(Dataset records on visual material)

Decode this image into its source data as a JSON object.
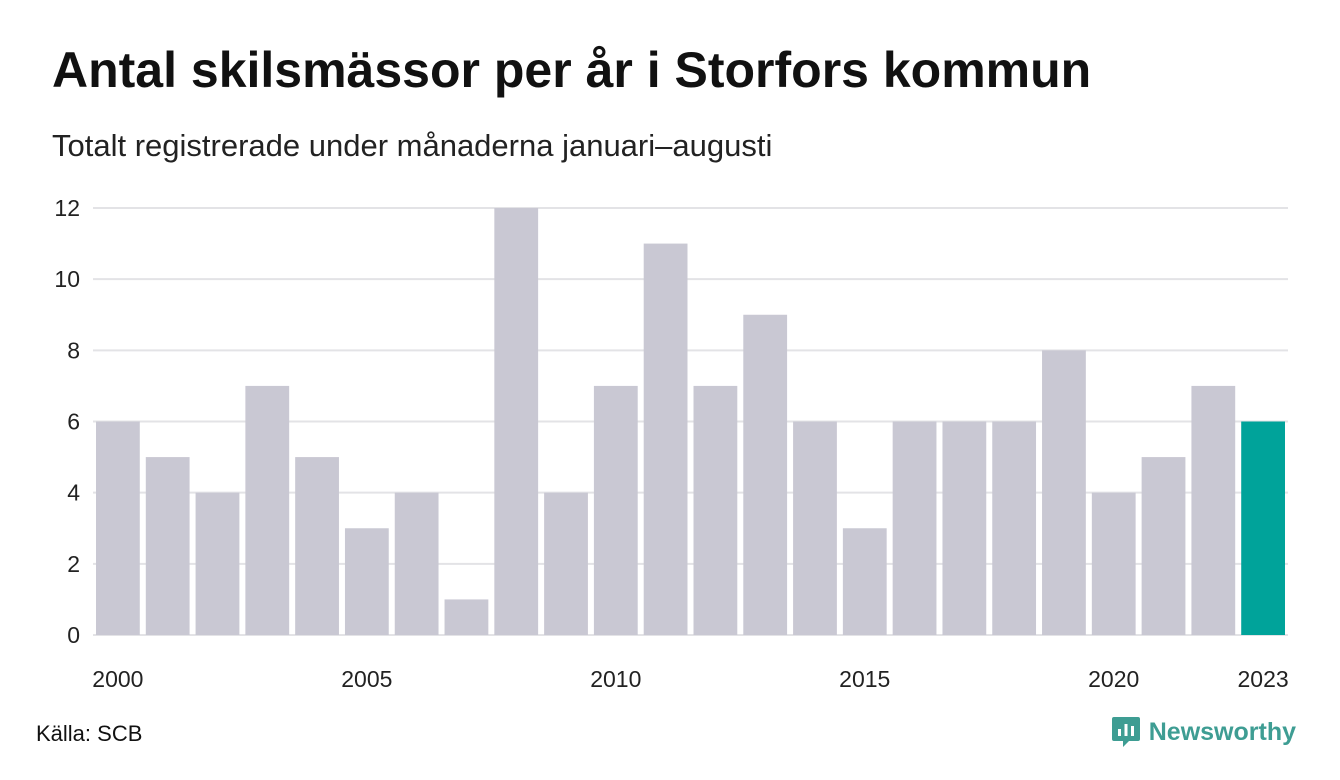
{
  "chart_data": {
    "type": "bar",
    "title": "Antal skilsmässor per år i Storfors kommun",
    "subtitle": "Totalt registrerade under månaderna januari–augusti",
    "categories": [
      "2000",
      "2001",
      "2002",
      "2003",
      "2004",
      "2005",
      "2006",
      "2007",
      "2008",
      "2009",
      "2010",
      "2011",
      "2012",
      "2013",
      "2014",
      "2015",
      "2016",
      "2017",
      "2018",
      "2019",
      "2020",
      "2021",
      "2022",
      "2023"
    ],
    "values": [
      6,
      5,
      4,
      7,
      5,
      3,
      4,
      1,
      12,
      4,
      7,
      11,
      7,
      9,
      6,
      3,
      6,
      6,
      6,
      8,
      4,
      5,
      7,
      6
    ],
    "x_tick_labels": [
      "2000",
      "2005",
      "2010",
      "2015",
      "2020",
      "2023"
    ],
    "y_ticks": [
      0,
      2,
      4,
      6,
      8,
      10,
      12
    ],
    "ylim": [
      0,
      12
    ],
    "xlabel": "",
    "ylabel": "",
    "grid": true,
    "highlight_category": "2023",
    "colors": {
      "bar": "#c9c8d3",
      "highlight": "#00a39a",
      "grid": "#e3e3e6"
    }
  },
  "source": "Källa: SCB",
  "brand": {
    "name": "Newsworthy",
    "icon": "newsworthy-logo-icon",
    "color": "#3e9d93"
  }
}
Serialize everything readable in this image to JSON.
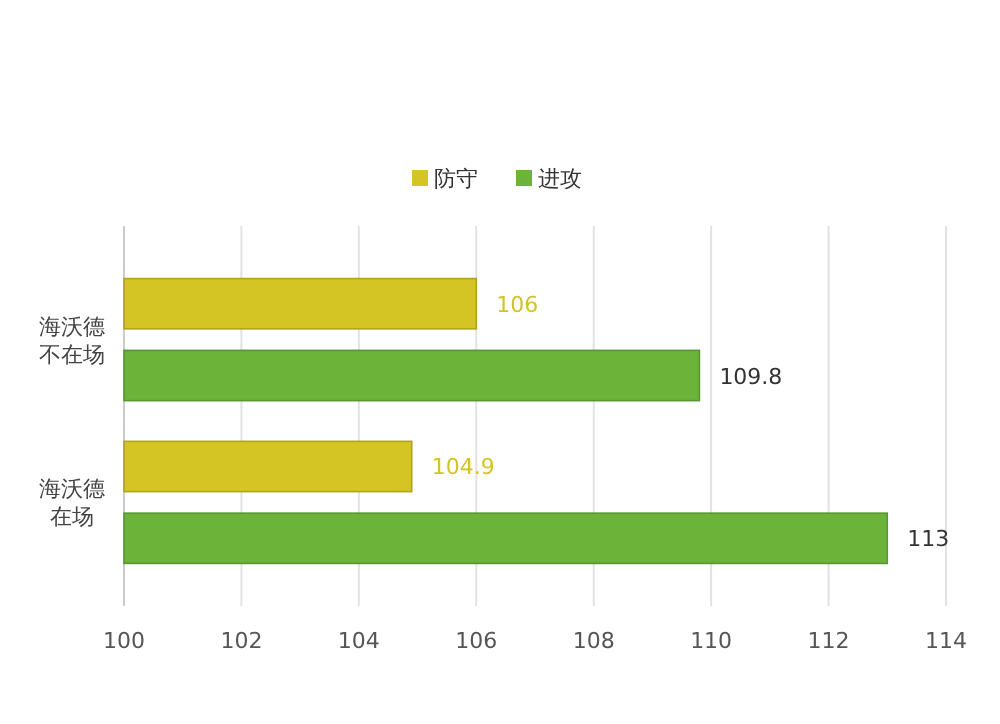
{
  "chart_data": {
    "type": "bar",
    "orientation": "horizontal",
    "categories": [
      "海沃德不在场",
      "海沃德在场"
    ],
    "series": [
      {
        "name": "防守",
        "color": "#d4c424",
        "values": [
          106,
          104.9
        ]
      },
      {
        "name": "进攻",
        "color": "#6cb33a",
        "values": [
          109.8,
          113
        ]
      }
    ],
    "xlim": [
      100,
      114
    ],
    "xticks": [
      100,
      102,
      104,
      106,
      108,
      110,
      112,
      114
    ],
    "grid": "x",
    "legend": "top",
    "data_labels": true
  }
}
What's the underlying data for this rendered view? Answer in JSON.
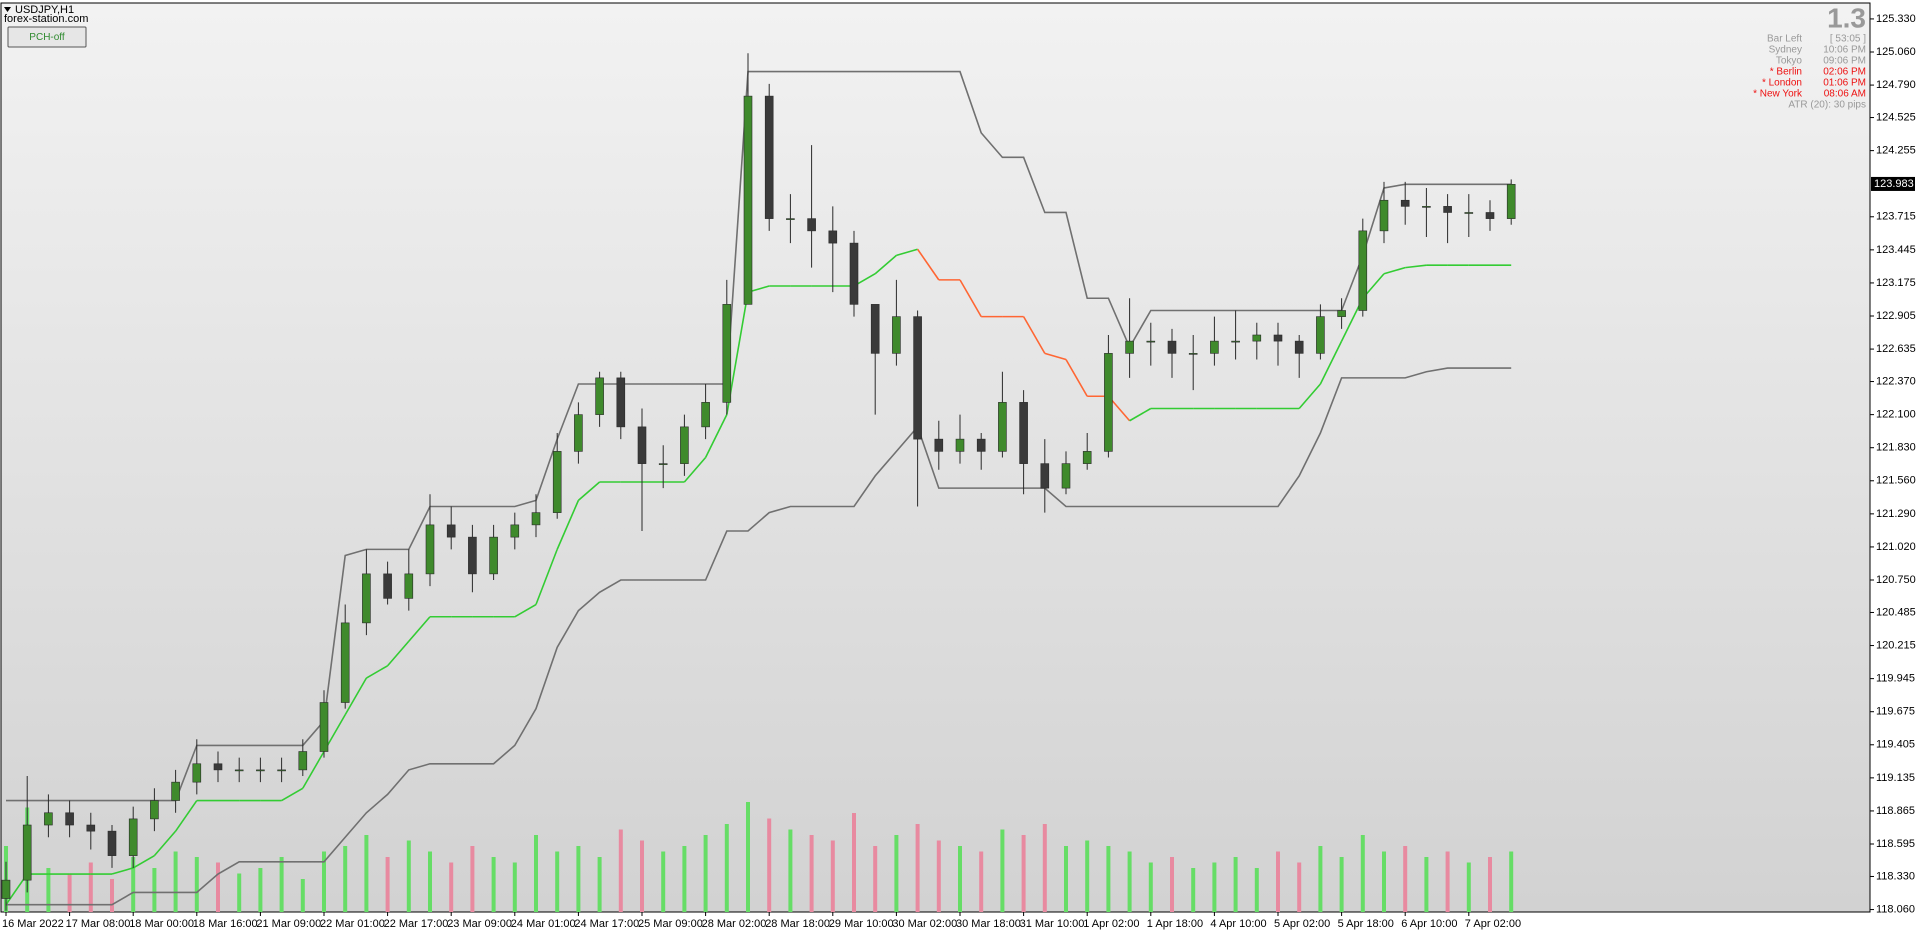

**Exercise task:**
Every line containing the string "image" must be listed.

**Full output:**
Decode this image into its source data as a JSON object.
Serialize everything readable in this image to JSON.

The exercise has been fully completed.